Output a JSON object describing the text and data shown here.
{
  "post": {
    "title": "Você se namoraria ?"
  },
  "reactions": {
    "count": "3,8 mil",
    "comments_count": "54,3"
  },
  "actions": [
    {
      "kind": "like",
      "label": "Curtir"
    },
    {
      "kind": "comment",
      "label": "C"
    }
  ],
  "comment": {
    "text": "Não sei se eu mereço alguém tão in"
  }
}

◆ ◆ ◆ ◆ ◆

● The task:
Nothing should be changed: write out all of the data as is.

● Answer to this problem:
Output a JSON object describing the text and data shown here.
{
  "post": {
    "title": "Você se namoraria ?"
  },
  "reactions": {
    "count": "3,8 mil",
    "comments_count": "54,3"
  },
  "actions": [
    {
      "kind": "like",
      "label": "Curtir"
    },
    {
      "kind": "comment",
      "label": "C"
    }
  ],
  "comment": {
    "text": "Não sei se eu mereço alguém tão in"
  }
}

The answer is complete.